Repeat, without any change, the entries presented below.

begin

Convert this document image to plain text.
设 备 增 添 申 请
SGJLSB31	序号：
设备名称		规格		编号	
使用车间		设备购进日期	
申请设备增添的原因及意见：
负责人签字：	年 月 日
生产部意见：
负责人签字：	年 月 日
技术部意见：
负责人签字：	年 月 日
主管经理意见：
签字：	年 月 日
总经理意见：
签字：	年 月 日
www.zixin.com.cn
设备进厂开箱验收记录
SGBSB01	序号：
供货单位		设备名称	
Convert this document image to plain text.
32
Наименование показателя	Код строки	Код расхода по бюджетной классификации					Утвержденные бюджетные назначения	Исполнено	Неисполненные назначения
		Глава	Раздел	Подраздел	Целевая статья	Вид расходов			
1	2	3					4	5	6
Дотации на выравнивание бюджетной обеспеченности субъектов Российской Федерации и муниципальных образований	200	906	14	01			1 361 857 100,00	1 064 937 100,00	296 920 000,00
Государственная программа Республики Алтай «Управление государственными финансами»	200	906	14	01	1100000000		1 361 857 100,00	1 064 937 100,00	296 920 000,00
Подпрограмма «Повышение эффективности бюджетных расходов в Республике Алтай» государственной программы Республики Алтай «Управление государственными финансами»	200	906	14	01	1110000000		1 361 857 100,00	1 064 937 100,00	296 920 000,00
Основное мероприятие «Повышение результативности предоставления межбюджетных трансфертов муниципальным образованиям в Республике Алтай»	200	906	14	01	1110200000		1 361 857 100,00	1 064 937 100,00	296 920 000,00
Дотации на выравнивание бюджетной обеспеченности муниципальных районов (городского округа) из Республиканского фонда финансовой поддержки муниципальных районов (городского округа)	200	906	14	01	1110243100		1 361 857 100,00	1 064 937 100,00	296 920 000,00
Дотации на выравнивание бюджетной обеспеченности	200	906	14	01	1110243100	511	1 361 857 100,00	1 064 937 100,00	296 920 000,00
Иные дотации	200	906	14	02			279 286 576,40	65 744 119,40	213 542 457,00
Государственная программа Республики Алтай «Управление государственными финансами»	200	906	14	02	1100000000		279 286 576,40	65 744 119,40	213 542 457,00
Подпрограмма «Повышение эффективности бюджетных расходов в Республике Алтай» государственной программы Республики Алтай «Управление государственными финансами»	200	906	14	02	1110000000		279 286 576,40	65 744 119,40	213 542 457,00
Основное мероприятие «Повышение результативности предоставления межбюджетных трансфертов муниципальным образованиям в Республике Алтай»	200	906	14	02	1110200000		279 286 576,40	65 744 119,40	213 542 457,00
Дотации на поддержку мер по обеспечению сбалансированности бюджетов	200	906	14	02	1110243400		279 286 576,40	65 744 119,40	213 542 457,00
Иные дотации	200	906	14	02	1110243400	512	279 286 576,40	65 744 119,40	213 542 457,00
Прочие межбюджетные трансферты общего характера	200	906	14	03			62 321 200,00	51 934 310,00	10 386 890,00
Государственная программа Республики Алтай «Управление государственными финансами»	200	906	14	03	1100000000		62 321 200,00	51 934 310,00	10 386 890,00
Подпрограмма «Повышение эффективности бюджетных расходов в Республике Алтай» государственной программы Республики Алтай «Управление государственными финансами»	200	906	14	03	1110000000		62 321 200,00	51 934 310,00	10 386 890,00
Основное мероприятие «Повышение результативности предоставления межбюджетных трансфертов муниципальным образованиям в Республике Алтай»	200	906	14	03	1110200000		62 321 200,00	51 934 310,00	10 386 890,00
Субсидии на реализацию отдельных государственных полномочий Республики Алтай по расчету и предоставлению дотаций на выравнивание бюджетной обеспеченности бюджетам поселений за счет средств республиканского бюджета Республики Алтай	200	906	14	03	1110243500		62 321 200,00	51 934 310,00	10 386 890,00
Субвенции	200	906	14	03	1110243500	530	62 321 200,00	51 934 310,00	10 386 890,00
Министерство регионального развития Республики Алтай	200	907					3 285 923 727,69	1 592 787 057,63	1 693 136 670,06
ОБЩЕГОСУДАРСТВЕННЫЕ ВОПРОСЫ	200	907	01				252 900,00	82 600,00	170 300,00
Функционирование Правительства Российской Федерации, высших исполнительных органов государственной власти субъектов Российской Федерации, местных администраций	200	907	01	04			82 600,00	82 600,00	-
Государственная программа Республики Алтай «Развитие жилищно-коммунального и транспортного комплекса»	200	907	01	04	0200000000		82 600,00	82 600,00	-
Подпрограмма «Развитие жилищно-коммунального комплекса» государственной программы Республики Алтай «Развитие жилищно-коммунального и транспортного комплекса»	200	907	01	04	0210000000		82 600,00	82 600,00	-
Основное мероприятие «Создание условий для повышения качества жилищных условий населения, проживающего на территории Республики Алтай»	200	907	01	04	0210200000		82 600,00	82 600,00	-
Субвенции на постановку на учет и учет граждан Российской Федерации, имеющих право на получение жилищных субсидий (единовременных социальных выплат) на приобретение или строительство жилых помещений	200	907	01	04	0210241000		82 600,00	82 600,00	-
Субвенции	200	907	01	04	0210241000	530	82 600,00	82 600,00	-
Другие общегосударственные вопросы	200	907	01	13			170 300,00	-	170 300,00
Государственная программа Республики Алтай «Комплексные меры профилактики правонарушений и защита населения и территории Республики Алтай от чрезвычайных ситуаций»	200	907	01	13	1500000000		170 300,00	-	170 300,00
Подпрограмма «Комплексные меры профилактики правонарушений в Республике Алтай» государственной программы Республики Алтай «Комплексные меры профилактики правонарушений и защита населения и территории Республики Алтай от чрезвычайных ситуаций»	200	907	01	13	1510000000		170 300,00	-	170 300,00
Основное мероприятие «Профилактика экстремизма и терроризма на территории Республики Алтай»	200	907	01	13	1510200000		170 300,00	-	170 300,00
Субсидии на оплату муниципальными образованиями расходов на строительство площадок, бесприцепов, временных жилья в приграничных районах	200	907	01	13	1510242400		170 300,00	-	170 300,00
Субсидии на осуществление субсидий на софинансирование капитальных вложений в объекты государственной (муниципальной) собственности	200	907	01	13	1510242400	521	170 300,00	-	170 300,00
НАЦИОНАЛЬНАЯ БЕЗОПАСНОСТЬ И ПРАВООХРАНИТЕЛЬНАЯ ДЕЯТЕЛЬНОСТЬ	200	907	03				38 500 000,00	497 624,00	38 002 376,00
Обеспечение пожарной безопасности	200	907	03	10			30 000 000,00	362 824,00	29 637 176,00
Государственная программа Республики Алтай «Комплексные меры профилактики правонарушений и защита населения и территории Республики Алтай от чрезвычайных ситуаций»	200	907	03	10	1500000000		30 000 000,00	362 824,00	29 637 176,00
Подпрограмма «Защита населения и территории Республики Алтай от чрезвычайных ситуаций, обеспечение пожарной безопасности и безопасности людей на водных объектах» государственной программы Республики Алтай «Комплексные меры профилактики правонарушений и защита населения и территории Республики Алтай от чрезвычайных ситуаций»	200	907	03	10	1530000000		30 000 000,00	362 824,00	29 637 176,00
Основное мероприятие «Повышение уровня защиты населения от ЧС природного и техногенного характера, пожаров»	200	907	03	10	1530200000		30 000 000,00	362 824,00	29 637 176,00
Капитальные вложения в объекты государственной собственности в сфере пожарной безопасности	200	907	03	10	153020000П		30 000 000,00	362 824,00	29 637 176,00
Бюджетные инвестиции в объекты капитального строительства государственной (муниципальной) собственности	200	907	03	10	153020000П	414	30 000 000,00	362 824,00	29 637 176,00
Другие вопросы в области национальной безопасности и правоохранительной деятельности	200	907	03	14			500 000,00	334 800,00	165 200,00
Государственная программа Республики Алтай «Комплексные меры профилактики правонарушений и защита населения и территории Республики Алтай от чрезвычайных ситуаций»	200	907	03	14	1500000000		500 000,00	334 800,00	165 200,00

end

- _Written answer_
Convert this document image to plain text.
设 备 增 添 申 请
SGJLSB31	序号：
设备名称		规格		编号	
使用车间		设备购进日期	
申请设备增添的原因及意见：
负责人签字：	年 月 日
生产部意见：
负责人签字：	年 月 日
技术部意见：
负责人签字：	年 月 日
主管经理意见：
签字：	年 月 日
总经理意见：
签字：	年 月 日
www.zixin.com.cn
设备进厂开箱验收记录
SGBSB01	序号：
供货单位		设备名称	
Convert this document image to plain text.
32
Наименование показателя	Код строки	Код расхода по бюджетной классификации					Утвержденные бюджетные назначения	Исполнено	Неисполненные назначения
		Глава	Раздел	Подраздел	Целевая статья	Вид расходов			
1	2	3					4	5	6
Дотации на выравнивание бюджетной обеспеченности субъектов Российской Федерации и муниципальных образований	200	906	14	01			1 361 857 100,00	1 064 937 100,00	296 920 000,00
Государственная программа Республики Алтай «Управление государственными финансами»	200	906	14	01	1100000000		1 361 857 100,00	1 064 937 100,00	296 920 000,00
Подпрограмма «Повышение эффективности бюджетных расходов в Республике Алтай» государственной программы Республики Алтай «Управление государственными финансами»	200	906	14	01	1110000000		1 361 857 100,00	1 064 937 100,00	296 920 000,00
Основное мероприятие «Повышение результативности предоставления межбюджетных трансфертов муниципальным образованиям в Республике Алтай»	200	906	14	01	1110200000		1 361 857 100,00	1 064 937 100,00	296 920 000,00
Дотации на выравнивание бюджетной обеспеченности муниципальных районов (городского округа) из Республиканского фонда финансовой поддержки муниципальных районов (городского округа)	200	906	14	01	1110243100		1 361 857 100,00	1 064 937 100,00	296 920 000,00
Дотации на выравнивание бюджетной обеспеченности	200	906	14	01	1110243100	511	1 361 857 100,00	1 064 937 100,00	296 920 000,00
Иные дотации	200	906	14	02			279 286 576,40	65 744 119,40	213 542 457,00
Государственная программа Республики Алтай «Управление государственными финансами»	200	906	14	02	1100000000		279 286 576,40	65 744 119,40	213 542 457,00
Подпрограмма «Повышение эффективности бюджетных расходов в Республике Алтай» государственной программы Республики Алтай «Управление государственными финансами»	200	906	14	02	1110000000		279 286 576,40	65 744 119,40	213 542 457,00
Основное мероприятие «Повышение результативности предоставления межбюджетных трансфертов муниципальным образованиям в Республике Алтай»	200	906	14	02	1110200000		279 286 576,40	65 744 119,40	213 542 457,00
Дотации на поддержку мер по обеспечению сбалансированности бюджетов	200	906	14	02	1110243400		279 286 576,40	65 744 119,40	213 542 457,00
Иные дотации	200	906	14	02	1110243400	512	279 286 576,40	65 744 119,40	213 542 457,00
Прочие межбюджетные трансферты общего характера	200	906	14	03			62 321 200,00	51 934 310,00	10 386 890,00
Государственная программа Республики Алтай «Управление государственными финансами»	200	906	14	03	1100000000		62 321 200,00	51 934 310,00	10 386 890,00
Подпрограмма «Повышение эффективности бюджетных расходов в Республике Алтай» государственной программы Республики Алтай «Управление государственными финансами»	200	906	14	03	1110000000		62 321 200,00	51 934 310,00	10 386 890,00
Основное мероприятие «Повышение результативности предоставления межбюджетных трансфертов муниципальным образованиям в Республике Алтай»	200	906	14	03	1110200000		62 321 200,00	51 934 310,00	10 386 890,00
Субсидии на реализацию отдельных государственных полномочий Республики Алтай по расчету и предоставлению дотаций на выравнивание бюджетной обеспеченности бюджетам поселений за счет средств республиканского бюджета Республики Алтай	200	906	14	03	1110243500		62 321 200,00	51 934 310,00	10 386 890,00
Субвенции	200	906	14	03	1110243500	530	62 321 200,00	51 934 310,00	10 386 890,00
Министерство регионального развития Республики Алтай	200	907					3 285 923 727,69	1 592 787 057,63	1 693 136 670,06
ОБЩЕГОСУДАРСТВЕННЫЕ ВОПРОСЫ	200	907	01				252 900,00	82 600,00	170 300,00
Функционирование Правительства Российской Федерации, высших исполнительных органов государственной власти субъектов Российской Федерации, местных администраций	200	907	01	04			82 600,00	82 600,00	-
Государственная программа Республики Алтай «Развитие жилищно-коммунального и транспортного комплекса»	200	907	01	04	0200000000		82 600,00	82 600,00	-
Подпрограмма «Развитие жилищно-коммунального комплекса» государственной программы Республики Алтай «Развитие жилищно-коммунального и транспортного комплекса»	200	907	01	04	0210000000		82 600,00	82 600,00	-
Основное мероприятие «Создание условий для повышения качества жилищных условий населения, проживающего на территории Республики Алтай»	200	907	01	04	0210200000		82 600,00	82 600,00	-
Субвенции на постановку на учет и учет граждан Российской Федерации, имеющих право на получение жилищных субсидий (единовременных социальных выплат) на приобретение или строительство жилых помещений	200	907	01	04	0210241000		82 600,00	82 600,00	-
Субвенции	200	907	01	04	0210241000	530	82 600,00	82 600,00	-
Другие общегосударственные вопросы	200	907	01	13			170 300,00	-	170 300,00
Государственная программа Республики Алтай «Комплексные меры профилактики правонарушений и защита населения и территории Республики Алтай от чрезвычайных ситуаций»	200	907	01	13	1500000000		170 300,00	-	170 300,00
Подпрограмма «Комплексные меры профилактики правонарушений в Республике Алтай» государственной программы Республики Алтай «Комплексные меры профилактики правонарушений и защита населения и территории Республики Алтай от чрезвычайных ситуаций»	200	907	01	13	1510000000		170 300,00	-	170 300,00
Основное мероприятие «Профилактика экстремизма и терроризма на территории Республики Алтай»	200	907	01	13	1510200000		170 300,00	-	170 300,00
Субсидии на оплату муниципальными образованиями расходов на строительство площадок, бесприцепов, временных жилья в приграничных районах	200	907	01	13	1510242400		170 300,00	-	170 300,00
Субсидии на осуществление субсидий на софинансирование капитальных вложений в объекты государственной (муниципальной) собственности	200	907	01	13	1510242400	521	170 300,00	-	170 300,00
НАЦИОНАЛЬНАЯ БЕЗОПАСНОСТЬ И ПРАВООХРАНИТЕЛЬНАЯ ДЕЯТЕЛЬНОСТЬ	200	907	03				38 500 000,00	497 624,00	38 002 376,00
Обеспечение пожарной безопасности	200	907	03	10			30 000 000,00	362 824,00	29 637 176,00
Государственная программа Республики Алтай «Комплексные меры профилактики правонарушений и защита населения и территории Республики Алтай от чрезвычайных ситуаций»	200	907	03	10	1500000000		30 000 000,00	362 824,00	29 637 176,00
Подпрограмма «Защита населения и территории Республики Алтай от чрезвычайных ситуаций, обеспечение пожарной безопасности и безопасности людей на водных объектах» государственной программы Республики Алтай «Комплексные меры профилактики правонарушений и защита населения и территории Республики Алтай от чрезвычайных ситуаций»	200	907	03	10	1530000000		30 000 000,00	362 824,00	29 637 176,00
Основное мероприятие «Повышение уровня защиты населения от ЧС природного и техногенного характера, пожаров»	200	907	03	10	1530200000		30 000 000,00	362 824,00	29 637 176,00
Капитальные вложения в объекты государственной собственности в сфере пожарной безопасности	200	907	03	10	153020000П		30 000 000,00	362 824,00	29 637 176,00
Бюджетные инвестиции в объекты капитального строительства государственной (муниципальной) собственности	200	907	03	10	153020000П	414	30 000 000,00	362 824,00	29 637 176,00
Другие вопросы в области национальной безопасности и правоохранительной деятельности	200	907	03	14			500 000,00	334 800,00	165 200,00
Государственная программа Республики Алтай «Комплексные меры профилактики правонарушений и защита населения и территории Республики Алтай от чрезвычайных ситуаций»	200	907	03	14	1500000000		500 000,00	334 800,00	165 200,00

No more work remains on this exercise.